## Work instructions
Scan the data beneath this task and copy each line that includes "Tropical".

"""

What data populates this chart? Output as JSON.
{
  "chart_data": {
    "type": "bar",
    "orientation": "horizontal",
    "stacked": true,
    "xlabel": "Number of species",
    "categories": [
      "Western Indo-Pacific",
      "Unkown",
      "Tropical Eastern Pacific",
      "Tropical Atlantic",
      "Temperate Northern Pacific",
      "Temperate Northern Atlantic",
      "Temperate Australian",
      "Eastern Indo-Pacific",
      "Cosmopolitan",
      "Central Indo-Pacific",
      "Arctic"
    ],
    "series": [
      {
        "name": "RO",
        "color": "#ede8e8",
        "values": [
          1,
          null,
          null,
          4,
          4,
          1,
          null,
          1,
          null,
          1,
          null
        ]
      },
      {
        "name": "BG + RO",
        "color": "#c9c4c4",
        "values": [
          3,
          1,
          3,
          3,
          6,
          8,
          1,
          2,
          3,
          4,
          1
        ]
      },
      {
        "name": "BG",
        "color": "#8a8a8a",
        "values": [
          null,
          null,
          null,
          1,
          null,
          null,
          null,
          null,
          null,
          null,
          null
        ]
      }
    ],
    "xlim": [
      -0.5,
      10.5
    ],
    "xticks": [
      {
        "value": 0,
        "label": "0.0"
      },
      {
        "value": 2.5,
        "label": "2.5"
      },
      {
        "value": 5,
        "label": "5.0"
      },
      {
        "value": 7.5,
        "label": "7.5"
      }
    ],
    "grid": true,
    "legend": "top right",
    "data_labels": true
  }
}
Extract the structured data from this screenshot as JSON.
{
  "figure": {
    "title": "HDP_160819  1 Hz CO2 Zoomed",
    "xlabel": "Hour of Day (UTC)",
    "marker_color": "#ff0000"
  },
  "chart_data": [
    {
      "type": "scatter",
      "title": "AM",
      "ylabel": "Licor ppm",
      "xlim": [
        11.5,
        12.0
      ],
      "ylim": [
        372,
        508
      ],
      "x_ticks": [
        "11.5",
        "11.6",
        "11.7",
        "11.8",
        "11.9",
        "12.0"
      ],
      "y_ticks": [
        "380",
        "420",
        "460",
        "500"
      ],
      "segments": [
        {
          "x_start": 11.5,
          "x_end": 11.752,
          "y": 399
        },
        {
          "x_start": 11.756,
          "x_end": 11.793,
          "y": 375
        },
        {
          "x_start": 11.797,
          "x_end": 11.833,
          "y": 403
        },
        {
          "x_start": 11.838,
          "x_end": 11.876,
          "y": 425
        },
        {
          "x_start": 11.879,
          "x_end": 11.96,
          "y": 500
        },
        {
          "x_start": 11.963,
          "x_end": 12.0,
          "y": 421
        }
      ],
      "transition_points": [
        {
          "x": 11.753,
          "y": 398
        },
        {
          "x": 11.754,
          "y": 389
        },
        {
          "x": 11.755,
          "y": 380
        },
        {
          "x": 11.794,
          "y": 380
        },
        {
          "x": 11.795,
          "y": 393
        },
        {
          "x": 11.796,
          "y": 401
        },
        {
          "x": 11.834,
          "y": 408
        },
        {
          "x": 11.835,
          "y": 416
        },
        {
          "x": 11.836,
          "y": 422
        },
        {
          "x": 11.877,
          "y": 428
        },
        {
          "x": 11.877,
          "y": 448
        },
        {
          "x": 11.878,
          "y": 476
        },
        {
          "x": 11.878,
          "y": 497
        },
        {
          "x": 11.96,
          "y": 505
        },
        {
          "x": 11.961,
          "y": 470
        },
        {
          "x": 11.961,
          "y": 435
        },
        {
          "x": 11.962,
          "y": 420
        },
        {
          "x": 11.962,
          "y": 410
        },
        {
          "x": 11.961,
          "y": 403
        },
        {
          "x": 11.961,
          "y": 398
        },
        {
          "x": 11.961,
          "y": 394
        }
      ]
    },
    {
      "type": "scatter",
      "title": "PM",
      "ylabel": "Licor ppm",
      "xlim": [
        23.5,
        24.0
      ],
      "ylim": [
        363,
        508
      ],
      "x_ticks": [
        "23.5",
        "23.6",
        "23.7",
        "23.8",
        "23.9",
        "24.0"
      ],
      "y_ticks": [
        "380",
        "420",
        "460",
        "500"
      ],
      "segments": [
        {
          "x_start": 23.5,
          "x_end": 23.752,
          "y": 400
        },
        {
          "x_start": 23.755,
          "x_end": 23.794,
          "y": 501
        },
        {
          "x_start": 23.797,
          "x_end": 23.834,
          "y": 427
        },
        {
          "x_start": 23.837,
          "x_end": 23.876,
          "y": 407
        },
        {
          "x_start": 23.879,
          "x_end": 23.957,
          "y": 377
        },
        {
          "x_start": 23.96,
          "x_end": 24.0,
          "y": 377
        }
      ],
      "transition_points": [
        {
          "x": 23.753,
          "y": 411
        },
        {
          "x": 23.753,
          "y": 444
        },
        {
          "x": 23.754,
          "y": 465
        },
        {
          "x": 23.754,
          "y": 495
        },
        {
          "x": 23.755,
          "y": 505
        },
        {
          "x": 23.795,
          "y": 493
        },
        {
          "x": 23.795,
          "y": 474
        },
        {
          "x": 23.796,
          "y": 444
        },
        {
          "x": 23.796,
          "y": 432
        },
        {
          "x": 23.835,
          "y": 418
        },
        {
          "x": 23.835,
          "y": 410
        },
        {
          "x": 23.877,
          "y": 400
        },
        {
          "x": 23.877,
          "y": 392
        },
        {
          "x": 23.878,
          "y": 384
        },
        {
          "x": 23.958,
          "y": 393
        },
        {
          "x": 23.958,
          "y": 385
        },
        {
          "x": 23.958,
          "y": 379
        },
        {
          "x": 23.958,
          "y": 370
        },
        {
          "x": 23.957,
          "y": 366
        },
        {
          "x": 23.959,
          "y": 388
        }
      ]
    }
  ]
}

"""

## Written answer
      "Tropical Eastern Pacific",
      "Tropical Atlantic",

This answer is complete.